▶ [EXTRACTED INFORMATION]:
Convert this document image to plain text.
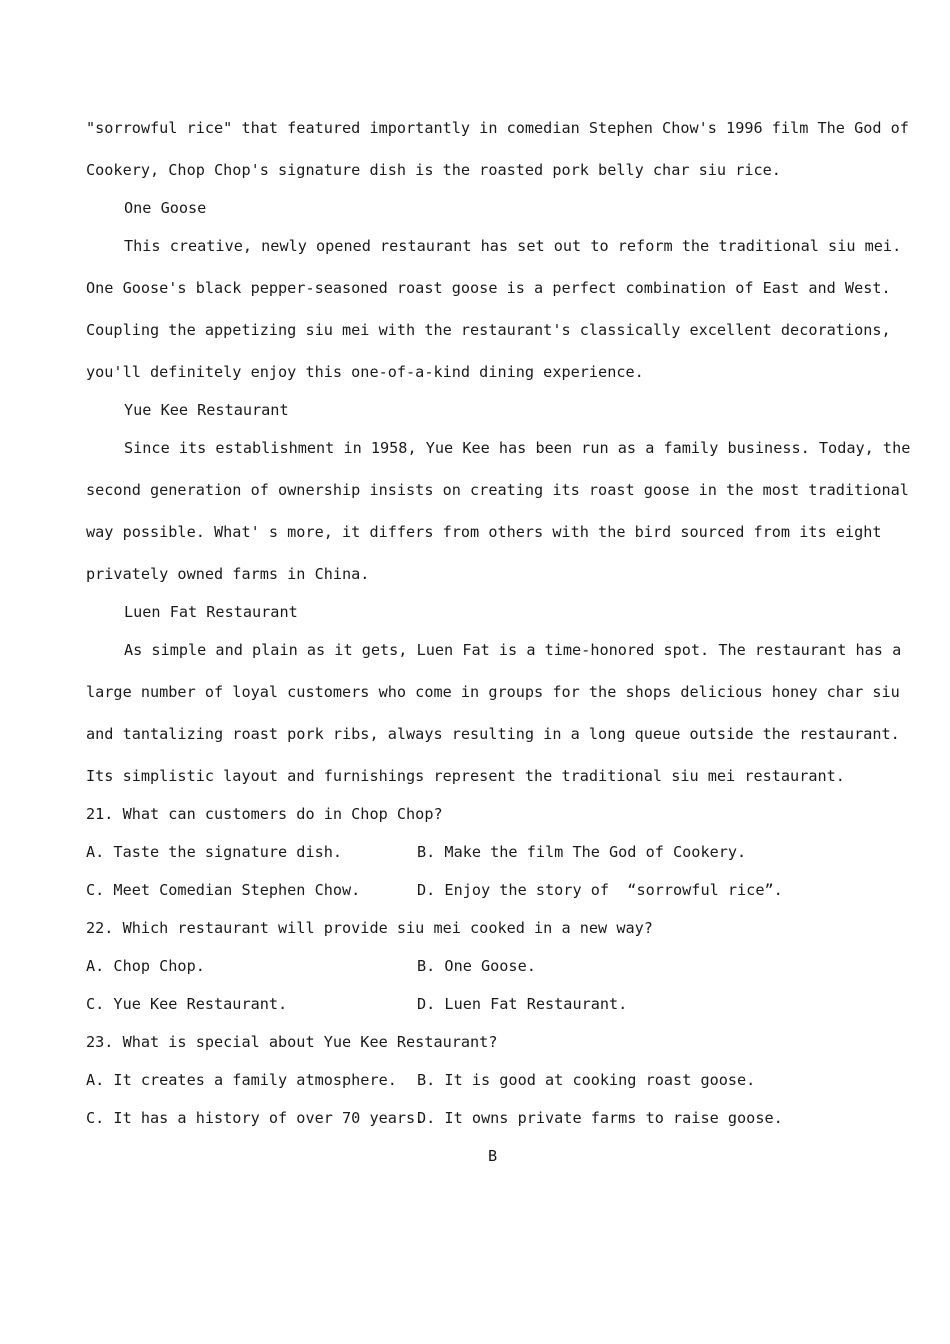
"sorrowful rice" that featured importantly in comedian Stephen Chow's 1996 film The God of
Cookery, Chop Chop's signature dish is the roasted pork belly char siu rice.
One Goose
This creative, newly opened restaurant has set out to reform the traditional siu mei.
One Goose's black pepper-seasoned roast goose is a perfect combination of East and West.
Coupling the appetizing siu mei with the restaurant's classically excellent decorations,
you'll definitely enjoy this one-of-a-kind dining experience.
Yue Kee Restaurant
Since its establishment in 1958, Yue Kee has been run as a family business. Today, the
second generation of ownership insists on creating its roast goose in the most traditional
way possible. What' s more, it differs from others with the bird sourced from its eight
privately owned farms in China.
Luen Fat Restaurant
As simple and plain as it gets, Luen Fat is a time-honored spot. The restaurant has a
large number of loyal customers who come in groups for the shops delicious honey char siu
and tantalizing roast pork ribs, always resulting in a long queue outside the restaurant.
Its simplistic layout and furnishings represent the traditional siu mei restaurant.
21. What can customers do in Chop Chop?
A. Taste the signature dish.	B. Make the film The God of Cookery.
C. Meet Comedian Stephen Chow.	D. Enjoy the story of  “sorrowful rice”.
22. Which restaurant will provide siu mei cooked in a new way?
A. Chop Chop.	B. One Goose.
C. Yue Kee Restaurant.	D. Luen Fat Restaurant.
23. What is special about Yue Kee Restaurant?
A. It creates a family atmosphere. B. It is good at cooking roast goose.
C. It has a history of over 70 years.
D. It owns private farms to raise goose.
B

==

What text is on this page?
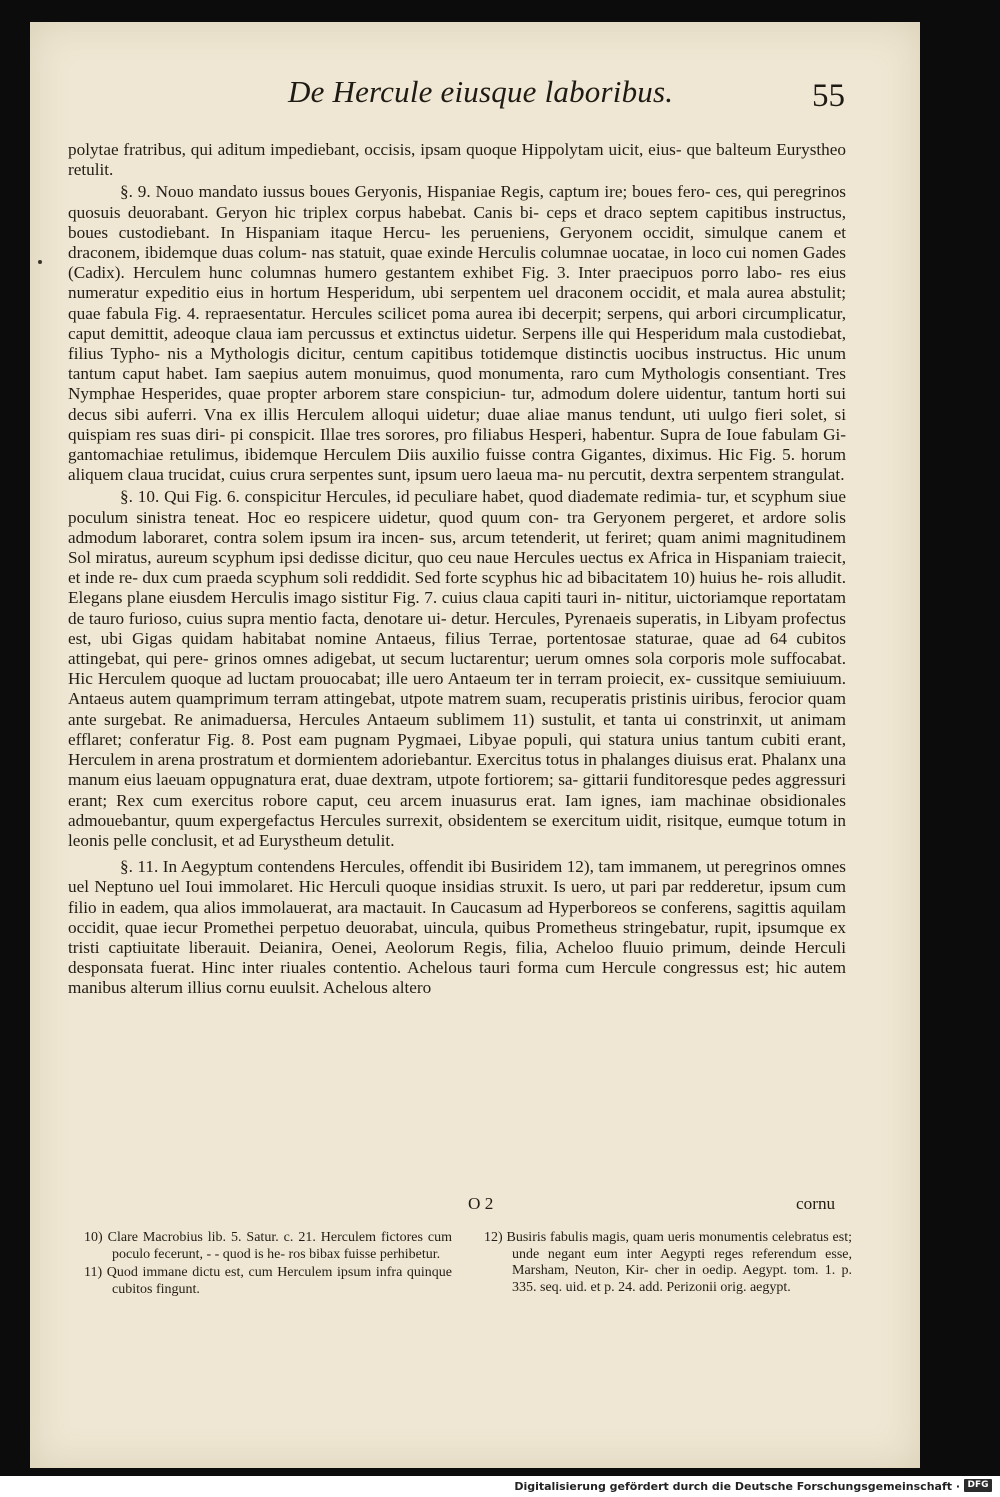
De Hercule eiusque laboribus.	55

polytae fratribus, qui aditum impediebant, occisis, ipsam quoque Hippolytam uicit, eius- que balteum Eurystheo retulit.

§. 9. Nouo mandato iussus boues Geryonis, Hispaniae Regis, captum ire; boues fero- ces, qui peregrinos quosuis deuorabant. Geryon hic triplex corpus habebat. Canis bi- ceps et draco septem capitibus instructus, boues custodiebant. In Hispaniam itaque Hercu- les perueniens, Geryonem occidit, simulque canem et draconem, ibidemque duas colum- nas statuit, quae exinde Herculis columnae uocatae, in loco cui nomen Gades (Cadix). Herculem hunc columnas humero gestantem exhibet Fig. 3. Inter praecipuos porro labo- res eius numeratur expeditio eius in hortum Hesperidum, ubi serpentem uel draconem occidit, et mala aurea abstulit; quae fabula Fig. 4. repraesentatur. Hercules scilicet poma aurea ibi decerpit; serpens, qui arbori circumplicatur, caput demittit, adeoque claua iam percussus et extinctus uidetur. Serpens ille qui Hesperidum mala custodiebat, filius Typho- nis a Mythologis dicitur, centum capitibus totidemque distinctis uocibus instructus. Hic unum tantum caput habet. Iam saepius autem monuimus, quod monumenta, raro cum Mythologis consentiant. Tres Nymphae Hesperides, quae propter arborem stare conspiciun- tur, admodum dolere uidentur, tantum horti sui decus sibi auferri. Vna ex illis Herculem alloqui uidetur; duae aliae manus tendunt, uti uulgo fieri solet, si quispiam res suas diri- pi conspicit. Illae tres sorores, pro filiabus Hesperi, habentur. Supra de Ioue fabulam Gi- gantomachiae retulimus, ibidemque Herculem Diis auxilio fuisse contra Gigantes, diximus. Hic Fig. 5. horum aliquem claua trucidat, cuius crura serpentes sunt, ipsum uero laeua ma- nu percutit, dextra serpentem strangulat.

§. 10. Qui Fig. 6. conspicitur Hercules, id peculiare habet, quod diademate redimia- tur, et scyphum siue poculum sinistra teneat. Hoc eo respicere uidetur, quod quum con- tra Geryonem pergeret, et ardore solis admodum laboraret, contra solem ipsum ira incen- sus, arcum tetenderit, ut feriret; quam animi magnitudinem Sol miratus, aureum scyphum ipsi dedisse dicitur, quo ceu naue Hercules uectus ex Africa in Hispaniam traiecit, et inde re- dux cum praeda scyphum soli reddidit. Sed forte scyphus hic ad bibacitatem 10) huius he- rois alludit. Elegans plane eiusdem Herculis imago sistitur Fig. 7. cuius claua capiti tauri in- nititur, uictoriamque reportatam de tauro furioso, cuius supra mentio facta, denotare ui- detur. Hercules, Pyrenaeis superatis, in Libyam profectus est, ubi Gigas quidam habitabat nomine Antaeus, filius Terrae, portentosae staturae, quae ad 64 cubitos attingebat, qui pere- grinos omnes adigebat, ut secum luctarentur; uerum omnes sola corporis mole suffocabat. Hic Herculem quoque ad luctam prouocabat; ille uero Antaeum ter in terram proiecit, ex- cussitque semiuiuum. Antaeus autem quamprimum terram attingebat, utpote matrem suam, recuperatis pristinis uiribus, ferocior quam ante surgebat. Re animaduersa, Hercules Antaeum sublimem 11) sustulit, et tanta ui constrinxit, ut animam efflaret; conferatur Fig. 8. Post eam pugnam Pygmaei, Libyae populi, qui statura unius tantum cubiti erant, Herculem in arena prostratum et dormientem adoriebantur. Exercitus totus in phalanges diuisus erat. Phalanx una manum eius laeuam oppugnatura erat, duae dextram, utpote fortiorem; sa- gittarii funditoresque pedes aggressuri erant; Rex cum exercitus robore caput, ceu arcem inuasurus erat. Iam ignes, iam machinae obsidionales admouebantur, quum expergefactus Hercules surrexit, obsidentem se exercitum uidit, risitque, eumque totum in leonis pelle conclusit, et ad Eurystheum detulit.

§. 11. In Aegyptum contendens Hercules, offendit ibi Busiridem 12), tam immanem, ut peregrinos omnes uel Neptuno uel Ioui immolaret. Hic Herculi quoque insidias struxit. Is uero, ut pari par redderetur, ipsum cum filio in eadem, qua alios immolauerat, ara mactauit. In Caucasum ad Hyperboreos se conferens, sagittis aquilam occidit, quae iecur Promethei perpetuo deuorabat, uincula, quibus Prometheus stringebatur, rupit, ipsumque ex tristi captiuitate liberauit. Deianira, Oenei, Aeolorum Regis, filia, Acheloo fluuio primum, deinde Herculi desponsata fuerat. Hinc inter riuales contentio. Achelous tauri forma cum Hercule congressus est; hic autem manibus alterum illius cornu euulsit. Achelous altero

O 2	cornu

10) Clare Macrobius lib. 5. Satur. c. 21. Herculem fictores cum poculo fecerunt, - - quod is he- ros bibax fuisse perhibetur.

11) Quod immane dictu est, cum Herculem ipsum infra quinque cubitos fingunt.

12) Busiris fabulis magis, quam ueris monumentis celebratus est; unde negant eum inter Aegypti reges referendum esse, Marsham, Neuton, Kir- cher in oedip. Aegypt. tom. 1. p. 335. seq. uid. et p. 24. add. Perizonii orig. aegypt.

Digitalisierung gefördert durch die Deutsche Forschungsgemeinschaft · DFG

▶ [SET PROBLEM]:
Check each line above for the word "Cookery", and copy the lines where it appears.

▶ [THE ANSWER]:
Cookery, Chop Chop's signature dish is the roasted pork belly char siu rice.
A. Taste the signature dish.	B. Make the film The God of Cookery.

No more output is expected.